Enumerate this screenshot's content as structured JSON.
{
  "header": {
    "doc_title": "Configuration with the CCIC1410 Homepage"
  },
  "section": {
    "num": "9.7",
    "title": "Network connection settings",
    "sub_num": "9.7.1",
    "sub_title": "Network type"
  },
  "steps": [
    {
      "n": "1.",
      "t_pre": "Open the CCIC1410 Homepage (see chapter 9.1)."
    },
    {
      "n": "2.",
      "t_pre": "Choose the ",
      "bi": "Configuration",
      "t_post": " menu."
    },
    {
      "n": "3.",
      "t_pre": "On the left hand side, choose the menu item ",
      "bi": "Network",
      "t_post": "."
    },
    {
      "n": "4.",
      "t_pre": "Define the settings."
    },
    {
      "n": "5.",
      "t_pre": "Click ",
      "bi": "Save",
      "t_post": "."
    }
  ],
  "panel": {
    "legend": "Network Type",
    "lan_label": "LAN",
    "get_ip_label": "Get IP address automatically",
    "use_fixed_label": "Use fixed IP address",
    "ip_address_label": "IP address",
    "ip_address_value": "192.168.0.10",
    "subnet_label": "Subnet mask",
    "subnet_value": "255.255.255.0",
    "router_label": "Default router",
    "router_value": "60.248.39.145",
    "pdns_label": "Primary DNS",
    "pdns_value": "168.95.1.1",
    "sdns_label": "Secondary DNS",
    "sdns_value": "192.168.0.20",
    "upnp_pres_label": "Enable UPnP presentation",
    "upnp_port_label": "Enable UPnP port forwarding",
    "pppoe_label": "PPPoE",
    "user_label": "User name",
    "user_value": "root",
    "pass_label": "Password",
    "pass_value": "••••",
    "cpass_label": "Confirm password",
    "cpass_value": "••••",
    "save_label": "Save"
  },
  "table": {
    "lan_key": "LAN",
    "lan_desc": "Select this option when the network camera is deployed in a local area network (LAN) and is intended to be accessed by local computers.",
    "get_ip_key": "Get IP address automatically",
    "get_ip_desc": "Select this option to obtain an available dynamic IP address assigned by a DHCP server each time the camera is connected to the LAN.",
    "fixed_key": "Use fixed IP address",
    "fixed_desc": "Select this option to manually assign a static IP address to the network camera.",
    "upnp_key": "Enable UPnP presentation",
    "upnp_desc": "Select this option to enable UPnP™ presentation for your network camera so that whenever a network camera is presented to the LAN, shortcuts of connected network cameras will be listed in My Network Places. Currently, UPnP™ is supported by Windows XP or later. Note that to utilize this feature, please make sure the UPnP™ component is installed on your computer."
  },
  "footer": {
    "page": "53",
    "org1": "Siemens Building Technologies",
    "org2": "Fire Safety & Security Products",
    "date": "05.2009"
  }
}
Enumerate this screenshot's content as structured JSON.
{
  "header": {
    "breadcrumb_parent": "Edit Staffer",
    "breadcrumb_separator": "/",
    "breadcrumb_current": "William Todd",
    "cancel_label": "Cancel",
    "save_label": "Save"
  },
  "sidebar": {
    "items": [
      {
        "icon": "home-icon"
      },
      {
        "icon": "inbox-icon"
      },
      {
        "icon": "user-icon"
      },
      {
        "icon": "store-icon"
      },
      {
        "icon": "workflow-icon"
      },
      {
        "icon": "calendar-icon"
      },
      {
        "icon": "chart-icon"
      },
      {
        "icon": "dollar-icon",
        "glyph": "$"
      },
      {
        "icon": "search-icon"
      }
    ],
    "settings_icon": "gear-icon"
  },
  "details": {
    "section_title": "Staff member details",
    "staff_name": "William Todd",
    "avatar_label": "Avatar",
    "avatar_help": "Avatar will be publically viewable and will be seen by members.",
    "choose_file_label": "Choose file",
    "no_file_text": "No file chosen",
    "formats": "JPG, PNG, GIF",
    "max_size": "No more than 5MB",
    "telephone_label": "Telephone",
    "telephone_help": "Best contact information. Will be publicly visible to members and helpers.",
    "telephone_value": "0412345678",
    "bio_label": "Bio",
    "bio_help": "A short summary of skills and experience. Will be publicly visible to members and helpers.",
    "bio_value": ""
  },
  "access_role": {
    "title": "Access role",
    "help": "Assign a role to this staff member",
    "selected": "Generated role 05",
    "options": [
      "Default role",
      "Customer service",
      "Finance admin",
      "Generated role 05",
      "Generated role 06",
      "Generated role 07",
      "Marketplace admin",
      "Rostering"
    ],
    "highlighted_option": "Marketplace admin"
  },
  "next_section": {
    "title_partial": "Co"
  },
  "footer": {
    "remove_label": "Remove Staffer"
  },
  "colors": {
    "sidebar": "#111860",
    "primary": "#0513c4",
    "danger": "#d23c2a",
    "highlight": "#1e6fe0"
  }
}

● What the task requires
Each line of the data that includes the word "helpers" counts once; report the total and nothing more.

● Reply
2